[PASSAGE FOR REVIEW — start]

I would like to combine outputs of 2 different layers in my network, as follows:
l1.shape
TensorShape([Dimension(None), Dimension(10), Dimension(100)])
l2.shape
TensorShape([Dimension(None), Dimension(20), Dimension(30)])
I would like to combine the layers l1
and l2
then feed them to a bi-LSTM layer. I tried the "Concatenate" layer, but it doesn't work. I want something that could pad the layer with lower last dimension to get the same dimension as the other layer. ie: padding the last dimension of l2
two get the following:
l2_padded = some_function(l2, axis=-1, dim=l1.shape[-1])
l2_padded.shape
TensorShape([Dimension(None), Dimension(20), Dimension(100)])
Then perform the concatenation,
c = Concatenate(axis=1)([l1, l2_padded])
c.shape
TensorShape([Dimension(None), Dimension(30), Dimension(100)])
bilstm = Bidirectional(LSTM(100))(c)
# other layers ...
Could you give some example and/or references?

[PASSAGE FOR REVIEW — finish]

## STUDY QUESTIONS
[1] In the question about combining layer outputs, which layer did the writer try that did not work?
[2] Write what comes next in the question about combining layer outputs, picking up after its final sentence.
The items that follow are not needed for anything here.

[EXTRACTED RECORDS — start]

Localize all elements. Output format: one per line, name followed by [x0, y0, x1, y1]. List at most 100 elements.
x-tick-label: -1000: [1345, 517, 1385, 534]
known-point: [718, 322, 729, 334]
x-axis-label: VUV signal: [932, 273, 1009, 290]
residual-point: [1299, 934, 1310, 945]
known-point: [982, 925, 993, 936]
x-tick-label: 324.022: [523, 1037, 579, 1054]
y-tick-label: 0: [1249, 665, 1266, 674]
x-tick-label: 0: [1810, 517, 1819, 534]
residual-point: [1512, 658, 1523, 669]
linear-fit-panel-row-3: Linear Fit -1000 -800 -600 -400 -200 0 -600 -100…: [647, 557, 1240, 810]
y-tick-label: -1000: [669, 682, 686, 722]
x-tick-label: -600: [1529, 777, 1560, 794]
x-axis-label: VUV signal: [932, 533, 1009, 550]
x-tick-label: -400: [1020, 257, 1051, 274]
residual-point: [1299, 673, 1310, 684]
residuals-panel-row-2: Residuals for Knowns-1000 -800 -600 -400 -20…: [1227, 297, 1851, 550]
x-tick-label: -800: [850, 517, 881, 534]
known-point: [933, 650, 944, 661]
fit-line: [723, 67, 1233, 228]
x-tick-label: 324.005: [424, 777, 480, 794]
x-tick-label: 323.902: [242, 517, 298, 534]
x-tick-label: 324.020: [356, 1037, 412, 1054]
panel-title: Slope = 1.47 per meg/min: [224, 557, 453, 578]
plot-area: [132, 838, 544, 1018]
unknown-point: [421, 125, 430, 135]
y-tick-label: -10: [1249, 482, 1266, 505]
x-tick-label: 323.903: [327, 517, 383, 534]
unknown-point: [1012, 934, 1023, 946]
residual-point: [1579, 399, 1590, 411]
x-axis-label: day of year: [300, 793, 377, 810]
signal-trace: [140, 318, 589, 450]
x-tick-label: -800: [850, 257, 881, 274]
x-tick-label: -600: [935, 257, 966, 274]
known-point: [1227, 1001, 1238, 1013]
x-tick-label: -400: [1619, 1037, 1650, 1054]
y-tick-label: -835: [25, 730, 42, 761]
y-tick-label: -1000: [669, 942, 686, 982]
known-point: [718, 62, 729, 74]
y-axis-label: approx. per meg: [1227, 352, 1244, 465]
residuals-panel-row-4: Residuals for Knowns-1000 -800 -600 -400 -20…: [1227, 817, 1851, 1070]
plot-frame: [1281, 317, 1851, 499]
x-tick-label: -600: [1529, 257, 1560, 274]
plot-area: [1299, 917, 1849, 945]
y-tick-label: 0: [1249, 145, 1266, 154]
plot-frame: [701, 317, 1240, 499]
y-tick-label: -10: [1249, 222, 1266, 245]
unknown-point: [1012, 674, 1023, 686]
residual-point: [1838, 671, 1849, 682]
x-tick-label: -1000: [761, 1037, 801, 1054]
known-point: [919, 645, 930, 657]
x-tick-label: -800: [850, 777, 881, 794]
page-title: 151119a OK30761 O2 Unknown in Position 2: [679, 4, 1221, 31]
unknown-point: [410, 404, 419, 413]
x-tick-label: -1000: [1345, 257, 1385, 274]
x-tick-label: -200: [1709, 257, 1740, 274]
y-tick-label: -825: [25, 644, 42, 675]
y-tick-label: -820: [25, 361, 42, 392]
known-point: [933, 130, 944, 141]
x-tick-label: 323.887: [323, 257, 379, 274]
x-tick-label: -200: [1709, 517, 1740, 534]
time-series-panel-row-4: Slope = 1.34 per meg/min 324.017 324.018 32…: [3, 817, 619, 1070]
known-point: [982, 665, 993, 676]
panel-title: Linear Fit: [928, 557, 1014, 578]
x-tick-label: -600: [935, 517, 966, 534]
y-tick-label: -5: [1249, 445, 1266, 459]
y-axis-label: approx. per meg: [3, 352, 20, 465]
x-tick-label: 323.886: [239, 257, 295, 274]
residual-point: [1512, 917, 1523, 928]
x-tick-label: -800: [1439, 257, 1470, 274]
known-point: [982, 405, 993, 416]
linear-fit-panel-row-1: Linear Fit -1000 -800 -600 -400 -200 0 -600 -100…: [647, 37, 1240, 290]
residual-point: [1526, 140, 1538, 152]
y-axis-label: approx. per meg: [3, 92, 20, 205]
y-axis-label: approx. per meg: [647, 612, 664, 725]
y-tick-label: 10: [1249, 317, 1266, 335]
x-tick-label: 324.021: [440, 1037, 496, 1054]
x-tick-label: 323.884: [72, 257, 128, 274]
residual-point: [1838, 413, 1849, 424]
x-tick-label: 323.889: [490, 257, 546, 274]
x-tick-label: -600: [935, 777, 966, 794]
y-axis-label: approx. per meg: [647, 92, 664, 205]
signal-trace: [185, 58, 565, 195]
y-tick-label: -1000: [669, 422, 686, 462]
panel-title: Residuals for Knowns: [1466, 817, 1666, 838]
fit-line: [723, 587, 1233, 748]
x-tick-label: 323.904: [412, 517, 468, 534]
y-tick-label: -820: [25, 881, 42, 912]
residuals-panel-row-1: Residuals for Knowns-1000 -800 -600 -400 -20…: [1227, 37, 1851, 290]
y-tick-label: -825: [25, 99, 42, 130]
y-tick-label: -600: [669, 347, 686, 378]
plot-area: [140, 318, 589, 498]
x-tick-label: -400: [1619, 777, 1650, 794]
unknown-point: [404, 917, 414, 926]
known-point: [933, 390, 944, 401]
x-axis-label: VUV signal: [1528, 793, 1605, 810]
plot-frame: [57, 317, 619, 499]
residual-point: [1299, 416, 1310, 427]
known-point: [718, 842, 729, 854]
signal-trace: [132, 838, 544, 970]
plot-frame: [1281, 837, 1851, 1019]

[EXTRACTED RECORDS — finish]

## ANSWER SET
[1] The "Concatenate" layer.

[2]
You can use a combination of reshape
and ZeroPadding1D
:
import tensorflow.keras.backend as K
from tensorflow.keras.layers import ZeroPadding1D
x1 = Input(shape=(10, 100))
x2 = Input(shape=(20, 30))
x2_padded = K.reshape(
ZeroPadding1D((0, x1.shape[2] - x2.shape[2]))(
K.reshape(x2, (-1, x2.shape[2], x2.shape[1]))
),
(-1, x2.shape[1], x1.shape[2])
)
It looks a bit clunky but unfortunately the ZeroPadding1D
doesn't allow for specifying a padding axis and will always use axis=1
. Same for K.transpose
which, unlike Numpy, does not provide a way to specify the axes that should be swapped (hence using reshape
).